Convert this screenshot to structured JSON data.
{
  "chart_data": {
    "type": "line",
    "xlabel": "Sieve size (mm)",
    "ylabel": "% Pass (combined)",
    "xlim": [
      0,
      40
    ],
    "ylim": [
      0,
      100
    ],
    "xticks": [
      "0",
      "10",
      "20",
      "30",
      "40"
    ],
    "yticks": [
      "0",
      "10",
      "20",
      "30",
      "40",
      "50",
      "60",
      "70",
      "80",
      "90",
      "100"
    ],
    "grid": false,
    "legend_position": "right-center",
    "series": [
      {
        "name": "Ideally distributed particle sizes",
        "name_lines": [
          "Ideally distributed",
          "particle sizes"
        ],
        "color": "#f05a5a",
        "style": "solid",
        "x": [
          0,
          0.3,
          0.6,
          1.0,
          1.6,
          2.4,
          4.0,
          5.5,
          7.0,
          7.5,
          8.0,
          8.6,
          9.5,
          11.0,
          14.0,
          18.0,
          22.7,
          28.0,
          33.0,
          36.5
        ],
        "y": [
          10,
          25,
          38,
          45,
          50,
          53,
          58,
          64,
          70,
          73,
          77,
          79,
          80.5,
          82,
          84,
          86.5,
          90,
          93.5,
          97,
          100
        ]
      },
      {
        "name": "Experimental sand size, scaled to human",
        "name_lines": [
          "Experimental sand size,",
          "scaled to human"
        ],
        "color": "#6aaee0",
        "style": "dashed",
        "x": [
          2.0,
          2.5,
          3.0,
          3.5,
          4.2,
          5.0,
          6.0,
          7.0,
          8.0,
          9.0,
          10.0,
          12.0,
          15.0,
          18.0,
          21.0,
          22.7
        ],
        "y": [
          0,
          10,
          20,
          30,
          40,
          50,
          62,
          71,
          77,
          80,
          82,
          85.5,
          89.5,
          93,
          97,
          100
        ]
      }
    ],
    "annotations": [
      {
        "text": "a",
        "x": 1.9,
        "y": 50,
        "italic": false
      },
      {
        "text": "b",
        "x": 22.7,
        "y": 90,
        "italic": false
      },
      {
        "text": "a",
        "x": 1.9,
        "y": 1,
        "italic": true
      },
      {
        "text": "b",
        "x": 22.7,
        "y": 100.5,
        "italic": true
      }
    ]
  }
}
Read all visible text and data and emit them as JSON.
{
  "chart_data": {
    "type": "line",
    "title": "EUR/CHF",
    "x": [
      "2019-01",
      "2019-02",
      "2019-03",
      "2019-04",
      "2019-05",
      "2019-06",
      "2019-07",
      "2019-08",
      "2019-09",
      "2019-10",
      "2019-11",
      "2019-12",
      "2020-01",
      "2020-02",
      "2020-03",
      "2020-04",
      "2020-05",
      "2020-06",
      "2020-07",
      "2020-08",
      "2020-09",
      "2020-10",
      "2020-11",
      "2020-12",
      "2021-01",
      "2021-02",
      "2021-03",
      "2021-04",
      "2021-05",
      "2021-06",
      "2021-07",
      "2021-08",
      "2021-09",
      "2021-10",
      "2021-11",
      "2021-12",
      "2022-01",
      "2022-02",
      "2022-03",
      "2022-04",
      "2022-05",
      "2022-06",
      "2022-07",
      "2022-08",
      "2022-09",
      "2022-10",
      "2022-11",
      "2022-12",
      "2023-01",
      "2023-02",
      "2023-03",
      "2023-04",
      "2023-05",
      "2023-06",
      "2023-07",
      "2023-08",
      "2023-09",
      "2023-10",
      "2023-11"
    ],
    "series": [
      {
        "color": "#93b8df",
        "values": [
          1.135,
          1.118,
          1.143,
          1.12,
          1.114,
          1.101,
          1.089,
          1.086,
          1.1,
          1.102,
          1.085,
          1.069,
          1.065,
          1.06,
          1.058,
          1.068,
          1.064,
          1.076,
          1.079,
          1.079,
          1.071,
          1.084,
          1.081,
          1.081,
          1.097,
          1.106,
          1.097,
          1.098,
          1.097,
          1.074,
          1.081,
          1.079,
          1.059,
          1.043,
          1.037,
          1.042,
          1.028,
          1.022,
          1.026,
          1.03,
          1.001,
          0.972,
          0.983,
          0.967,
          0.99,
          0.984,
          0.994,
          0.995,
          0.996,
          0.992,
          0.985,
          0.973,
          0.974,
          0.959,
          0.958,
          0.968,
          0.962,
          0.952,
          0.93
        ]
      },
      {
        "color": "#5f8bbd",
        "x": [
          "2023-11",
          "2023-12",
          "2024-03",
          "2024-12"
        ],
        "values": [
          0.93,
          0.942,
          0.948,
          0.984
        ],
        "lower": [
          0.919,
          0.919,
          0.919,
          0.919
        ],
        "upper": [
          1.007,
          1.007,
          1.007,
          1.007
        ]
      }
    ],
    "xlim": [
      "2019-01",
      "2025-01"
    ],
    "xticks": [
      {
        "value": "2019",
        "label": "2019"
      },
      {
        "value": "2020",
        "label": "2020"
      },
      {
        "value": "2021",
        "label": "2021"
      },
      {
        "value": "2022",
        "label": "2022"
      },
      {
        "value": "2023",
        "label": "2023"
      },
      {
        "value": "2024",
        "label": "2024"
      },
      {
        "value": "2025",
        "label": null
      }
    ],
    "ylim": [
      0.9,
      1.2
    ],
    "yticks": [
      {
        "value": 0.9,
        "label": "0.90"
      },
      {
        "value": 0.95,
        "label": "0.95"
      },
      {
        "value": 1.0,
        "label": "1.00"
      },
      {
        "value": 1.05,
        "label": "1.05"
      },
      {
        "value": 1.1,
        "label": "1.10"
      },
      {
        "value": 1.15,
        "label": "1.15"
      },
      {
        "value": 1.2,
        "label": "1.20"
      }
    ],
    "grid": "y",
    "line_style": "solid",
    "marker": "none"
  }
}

Request: Scan the lines for the string "scaled". Pick out every line that has it.

Correct result:
        "name": "Experimental sand size, scaled to human",
          "scaled to human"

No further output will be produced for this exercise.